#### What is needed:
Pictures in the data below are not part of the copy; transcribe everything else exactly.

#### Exercise material:

■ ■ ■ ■ ■ ■ ■

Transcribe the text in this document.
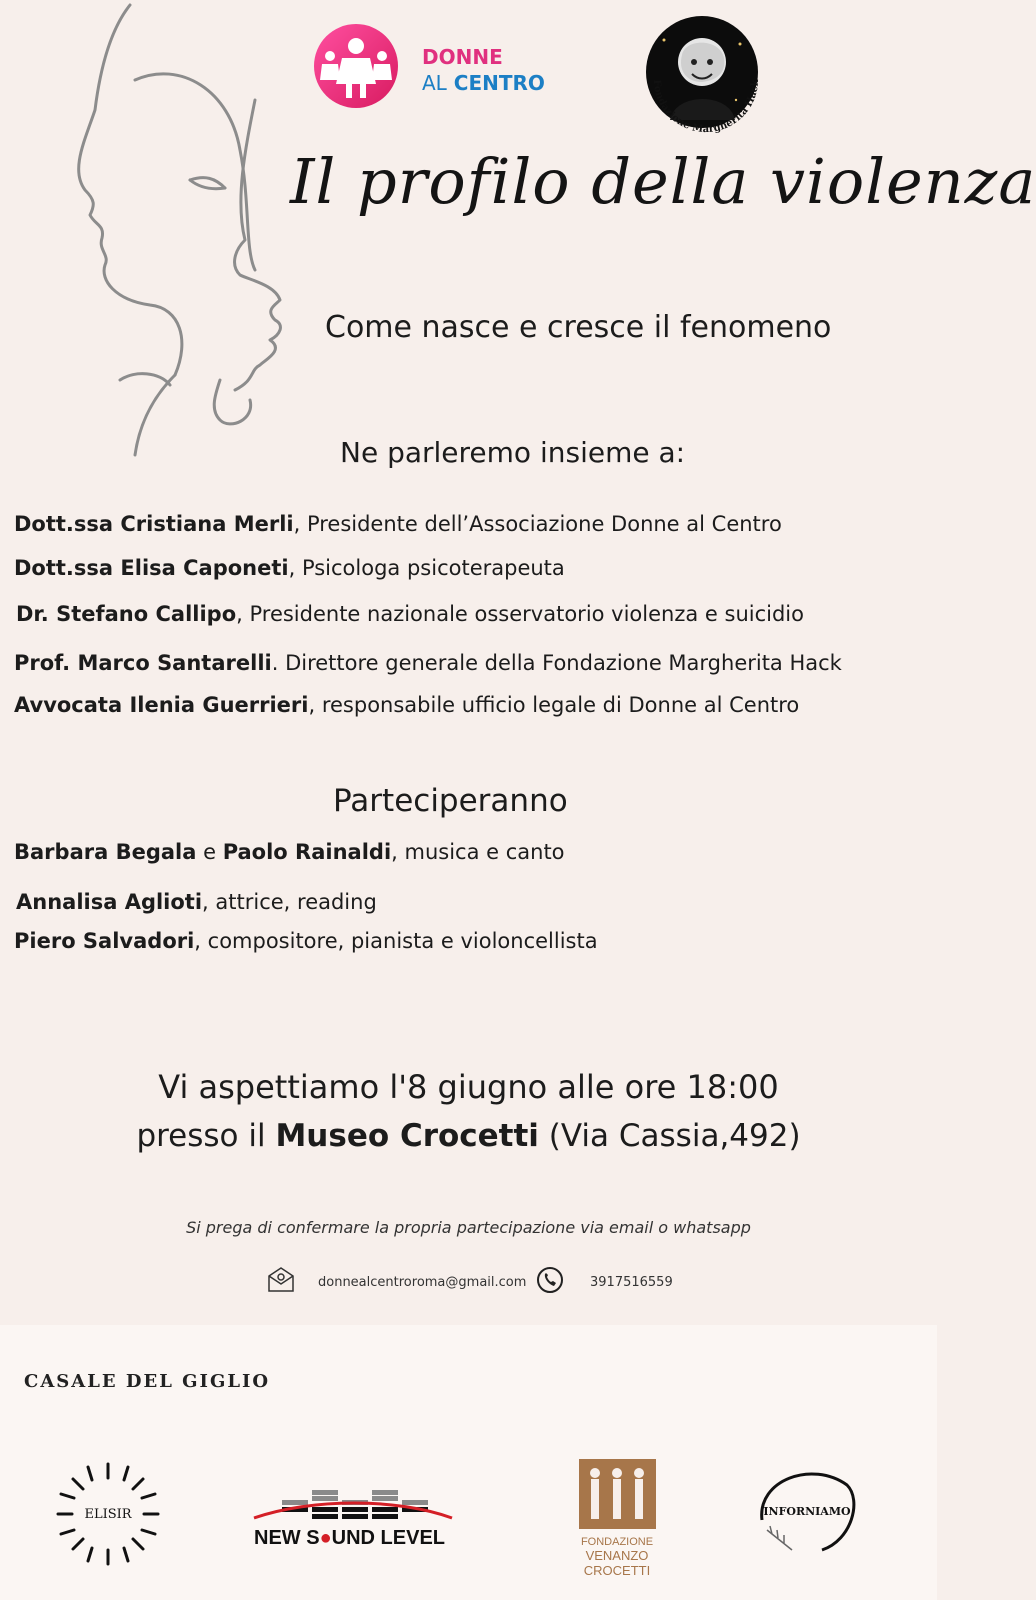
DONNE
AL CENTRO	Fondazione Margherita Hack
Il profilo della violenza
Come nasce e cresce il fenomeno
Ne parleremo insieme a:
Dott.ssa Cristiana Merli, Presidente dell’Associazione Donne al Centro
Dott.ssa Elisa Caponeti, Psicologa psicoterapeuta
Dr. Stefano Callipo, Presidente nazionale osservatorio violenza e suicidio
Prof. Marco Santarelli. Direttore generale della Fondazione Margherita Hack
Avvocata Ilenia Guerrieri, responsabile ufficio legale di Donne al Centro
Parteciperanno
Barbara Begala e Paolo Rainaldi, musica e canto
Annalisa Aglioti, attrice, reading
Piero Salvadori, compositore, pianista e violoncellista
Vi aspettiamo l'8 giugno alle ore 18:00
presso il Museo Crocetti (Via Cassia,492)
Si prega di confermare la propria partecipazione via email o whatsapp
donnealcentroroma@gmail.com	3917516559
CASALE DEL GIGLIO
ELISIR
NEW S●UND LEVEL	FONDAZIONE
VENANZO
CROCETTI
INFORNIAMO
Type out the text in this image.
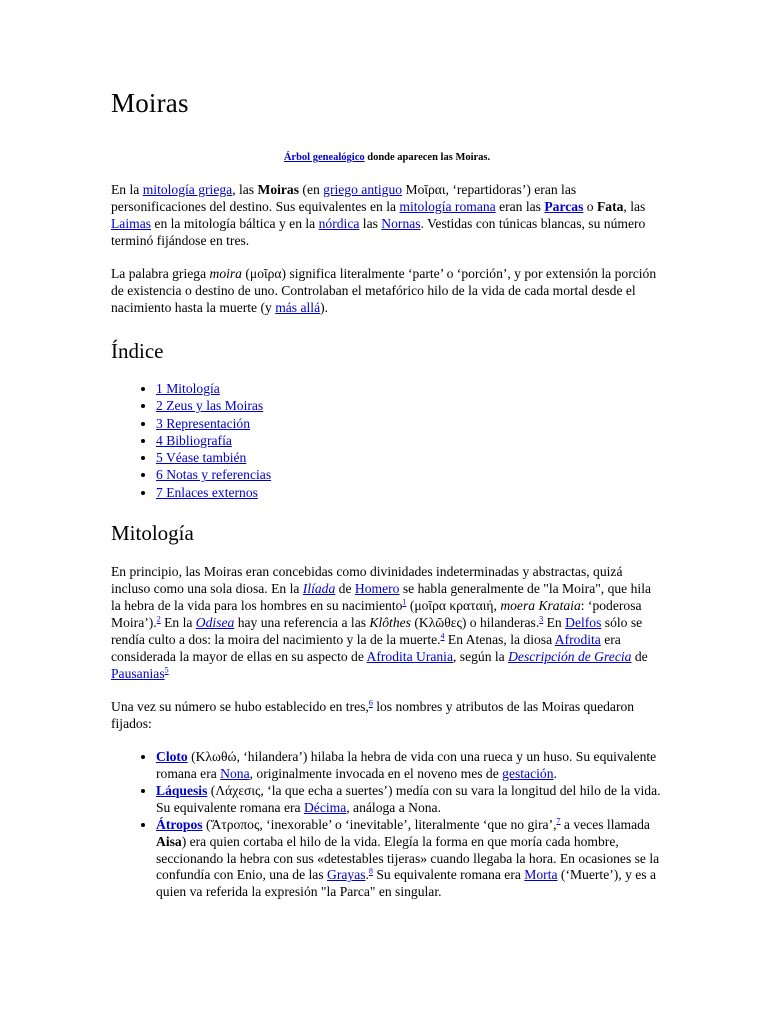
Moiras
Árbol genealógico donde aparecen las Moiras.

En la mitología griega, las Moiras (en griego antiguo Μοῖραι, ‘repartidoras’) eran las personificaciones del destino. Sus equivalentes en la mitología romana eran las Parcas o Fata, las Laimas en la mitología báltica y en la nórdica las Nornas. Vestidas con túnicas blancas, su número terminó fijándose en tres.

La palabra griega moira (μοῖρα) significa literalmente ‘parte’ o ‘porción’, y por extensión la porción de existencia o destino de uno. Controlaban el metafórico hilo de la vida de cada mortal desde el nacimiento hasta la muerte (y más allá).

Índice
• 1 Mitología
• 2 Zeus y las Moiras
• 3 Representación
• 4 Bibliografía
• 5 Véase también
• 6 Notas y referencias
• 7 Enlaces externos
Mitología

En principio, las Moiras eran concebidas como divinidades indeterminadas y abstractas, quizá incluso como una sola diosa. En la Ilíada de Homero se habla generalmente de "la Moira", que hila la hebra de la vida para los hombres en su nacimiento$^1$ (μοῖρα κραταιή, moera Krataia: ‘poderosa Moira’).$^2$ En la Odisea hay una referencia a las Klôthes (Κλῶθες) o hilanderas.$^3$ En Delfos sólo se rendía culto a dos: la moira del nacimiento y la de la muerte.$^4$ En Atenas, la diosa Afrodita era considerada la mayor de ellas en su aspecto de Afrodita Urania, según la Descripción de Grecia de Pausanias$^5$

Una vez su número se hubo establecido en tres,$^6$ los nombres y atributos de las Moiras quedaron fijados:

• Cloto (Κλωθώ, ‘hilandera’) hilaba la hebra de vida con una rueca y un huso. Su equivalente romana era Nona, originalmente invocada en el noveno mes de gestación.
• Láquesis (Λάχεσις, ‘la que echa a suertes’) medía con su vara la longitud del hilo de la vida. Su equivalente romana era Décima, análoga a Nona.
• Átropos (Ἄτροπος, ‘inexorable’ o ‘inevitable’, literalmente ‘que no gira’,$^7$ a veces llamada Aisa) era quien cortaba el hilo de la vida. Elegía la forma en que moría cada hombre, seccionando la hebra con sus «detestables tijeras» cuando llegaba la hora. En ocasiones se la confundía con Enio, una de las Grayas.$^8$ Su equivalente romana era Morta (‘Muerte’), y es a quien va referida la expresión "la Parca" en singular.
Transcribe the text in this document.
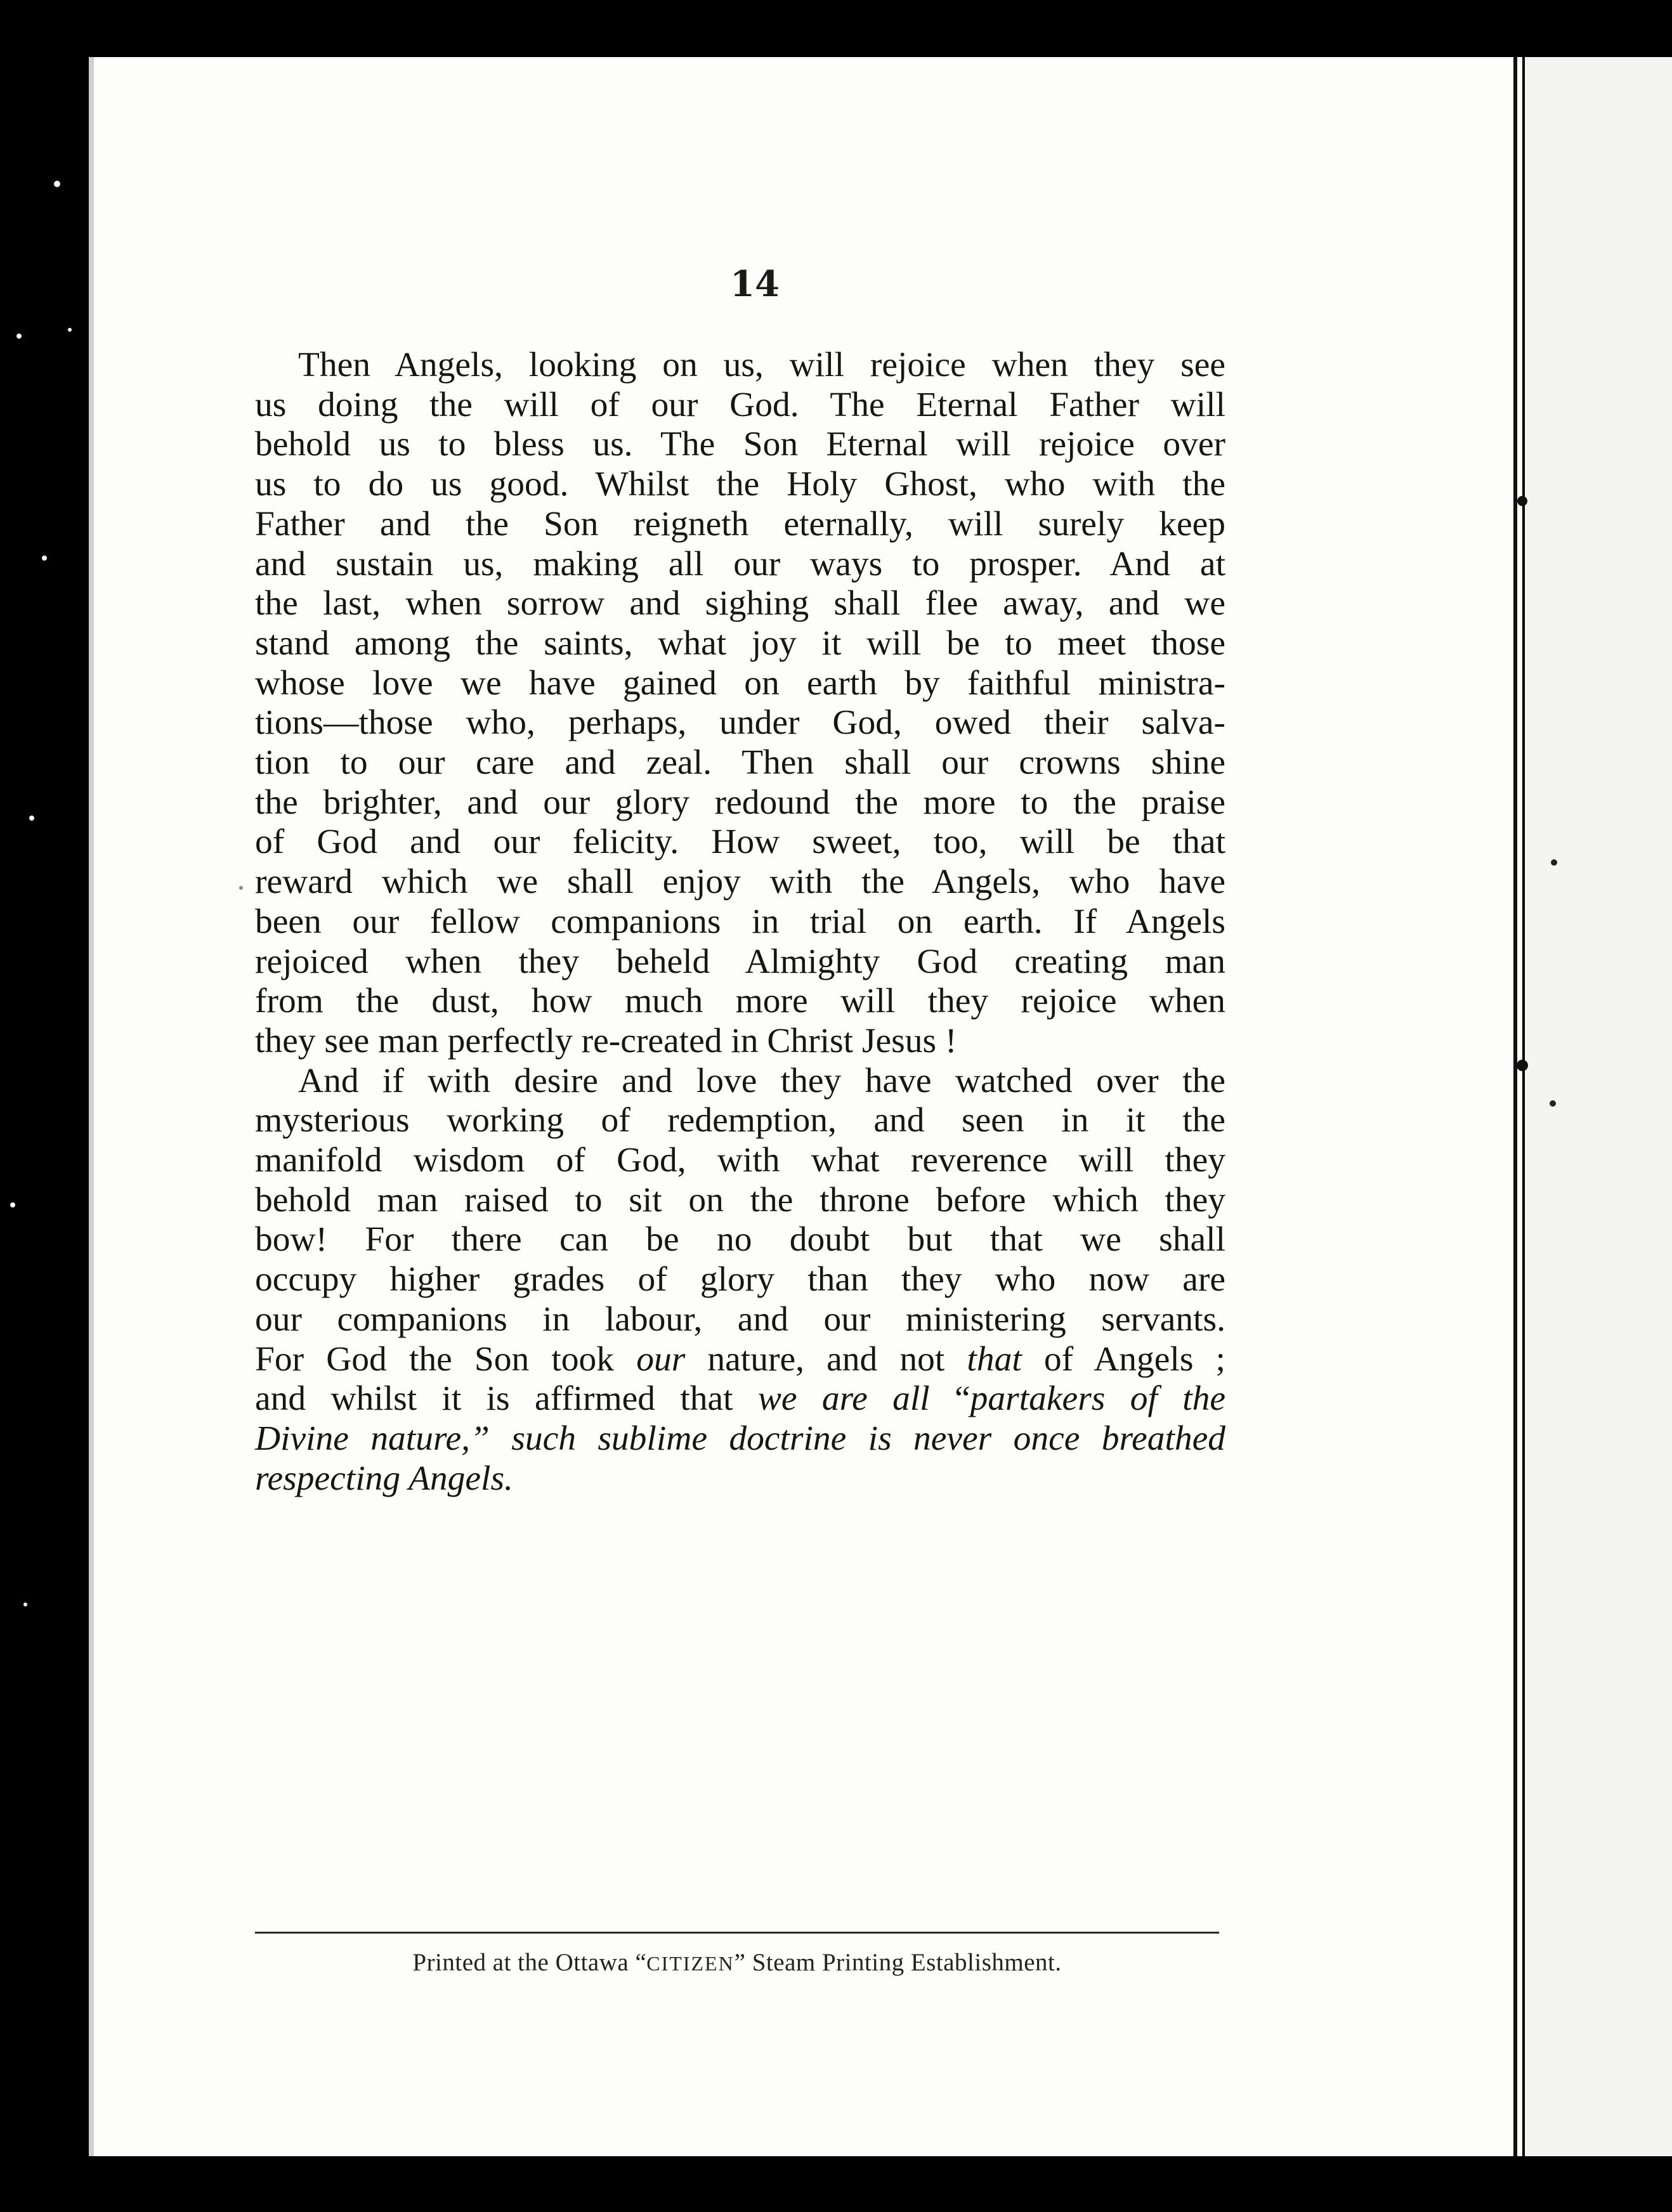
14
Then Angels, looking on us, will rejoice when they see
us doing the will of our God. The Eternal Father will
behold us to bless us. The Son Eternal will rejoice over
us to do us good. Whilst the Holy Ghost, who with the
Father and the Son reigneth eternally, will surely keep
and sustain us, making all our ways to prosper. And at
the last, when sorrow and sighing shall flee away, and we
stand among the saints, what joy it will be to meet those
whose love we have gained on earth by faithful ministra-
tions—those who, perhaps, under God, owed their salva-
tion to our care and zeal. Then shall our crowns shine
the brighter, and our glory redound the more to the praise
of God and our felicity. How sweet, too, will be that
reward which we shall enjoy with the Angels, who have
been our fellow companions in trial on earth. If Angels
rejoiced when they beheld Almighty God creating man
from the dust, how much more will they rejoice when
they see man perfectly re-created in Christ Jesus !
And if with desire and love they have watched over the
mysterious working of redemption, and seen in it the
manifold wisdom of God, with what reverence will they
behold man raised to sit on the throne before which they
bow! For there can be no doubt but that we shall
occupy higher grades of glory than they who now are
our companions in labour, and our ministering servants.
For God the Son took our nature, and not that of Angels ;
and whilst it is affirmed that we are all “partakers of the
Divine nature,” such sublime doctrine is never once breathed
respecting Angels.
Printed at the Ottawa “CITIZEN” Steam Printing Establishment.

■ ■ ■ ■ ■ ■ ■

#### Solution:
Transcribe the text in this document.
DONNE
AL CENTRO	Fondazione Margherita Hack
Il profilo della violenza
Come nasce e cresce il fenomeno
Ne parleremo insieme a:
Dott.ssa Cristiana Merli, Presidente dell’Associazione Donne al Centro
Dott.ssa Elisa Caponeti, Psicologa psicoterapeuta
Dr. Stefano Callipo, Presidente nazionale osservatorio violenza e suicidio
Prof. Marco Santarelli. Direttore generale della Fondazione Margherita Hack
Avvocata Ilenia Guerrieri, responsabile ufficio legale di Donne al Centro
Parteciperanno
Barbara Begala e Paolo Rainaldi, musica e canto
Annalisa Aglioti, attrice, reading
Piero Salvadori, compositore, pianista e violoncellista
Vi aspettiamo l'8 giugno alle ore 18:00
presso il Museo Crocetti (Via Cassia,492)
Si prega di confermare la propria partecipazione via email o whatsapp
donnealcentroroma@gmail.com	3917516559
CASALE DEL GIGLIO
ELISIR
NEW S●UND LEVEL	FONDAZIONE
VENANZO
CROCETTI
INFORNIAMO
Type out the text in this image.
Moiras
Árbol genealógico donde aparecen las Moiras.

En la mitología griega, las Moiras (en griego antiguo Μοῖραι, ‘repartidoras’) eran las personificaciones del destino. Sus equivalentes en la mitología romana eran las Parcas o Fata, las Laimas en la mitología báltica y en la nórdica las Nornas. Vestidas con túnicas blancas, su número terminó fijándose en tres.

La palabra griega moira (μοῖρα) significa literalmente ‘parte’ o ‘porción’, y por extensión la porción de existencia o destino de uno. Controlaban el metafórico hilo de la vida de cada mortal desde el nacimiento hasta la muerte (y más allá).

Índice
• 1 Mitología
• 2 Zeus y las Moiras
• 3 Representación
• 4 Bibliografía
• 5 Véase también
• 6 Notas y referencias
• 7 Enlaces externos
Mitología

En principio, las Moiras eran concebidas como divinidades indeterminadas y abstractas, quizá incluso como una sola diosa. En la Ilíada de Homero se habla generalmente de "la Moira", que hila la hebra de la vida para los hombres en su nacimiento$^1$ (μοῖρα κραταιή, moera Krataia: ‘poderosa Moira’).$^2$ En la Odisea hay una referencia a las Klôthes (Κλῶθες) o hilanderas.$^3$ En Delfos sólo se rendía culto a dos: la moira del nacimiento y la de la muerte.$^4$ En Atenas, la diosa Afrodita era considerada la mayor de ellas en su aspecto de Afrodita Urania, según la Descripción de Grecia de Pausanias$^5$

Una vez su número se hubo establecido en tres,$^6$ los nombres y atributos de las Moiras quedaron fijados:

• Cloto (Κλωθώ, ‘hilandera’) hilaba la hebra de vida con una rueca y un huso. Su equivalente romana era Nona, originalmente invocada en el noveno mes de gestación.
• Láquesis (Λάχεσις, ‘la que echa a suertes’) medía con su vara la longitud del hilo de la vida. Su equivalente romana era Décima, análoga a Nona.
• Átropos (Ἄτροπος, ‘inexorable’ o ‘inevitable’, literalmente ‘que no gira’,$^7$ a veces llamada Aisa) era quien cortaba el hilo de la vida. Elegía la forma en que moría cada hombre, seccionando la hebra con sus «detestables tijeras» cuando llegaba la hora. En ocasiones se la confundía con Enio, una de las Grayas.$^8$ Su equivalente romana era Morta (‘Muerte’), y es a quien va referida la expresión "la Parca" en singular.
Transcribe the text in this document.
14
Then Angels, looking on us, will rejoice when they see
us doing the will of our God. The Eternal Father will
behold us to bless us. The Son Eternal will rejoice over
us to do us good. Whilst the Holy Ghost, who with the
Father and the Son reigneth eternally, will surely keep
and sustain us, making all our ways to prosper. And at
the last, when sorrow and sighing shall flee away, and we
stand among the saints, what joy it will be to meet those
whose love we have gained on earth by faithful ministra-
tions—those who, perhaps, under God, owed their salva-
tion to our care and zeal. Then shall our crowns shine
the brighter, and our glory redound the more to the praise
of God and our felicity. How sweet, too, will be that
reward which we shall enjoy with the Angels, who have
been our fellow companions in trial on earth. If Angels
rejoiced when they beheld Almighty God creating man
from the dust, how much more will they rejoice when
they see man perfectly re-created in Christ Jesus !
And if with desire and love they have watched over the
mysterious working of redemption, and seen in it the
manifold wisdom of God, with what reverence will they
behold man raised to sit on the throne before which they
bow! For there can be no doubt but that we shall
occupy higher grades of glory than they who now are
our companions in labour, and our ministering servants.
For God the Son took our nature, and not that of Angels ;
and whilst it is affirmed that we are all “partakers of the
Divine nature,” such sublime doctrine is never once breathed
respecting Angels.
Printed at the Ottawa “CITIZEN” Steam Printing Establishment.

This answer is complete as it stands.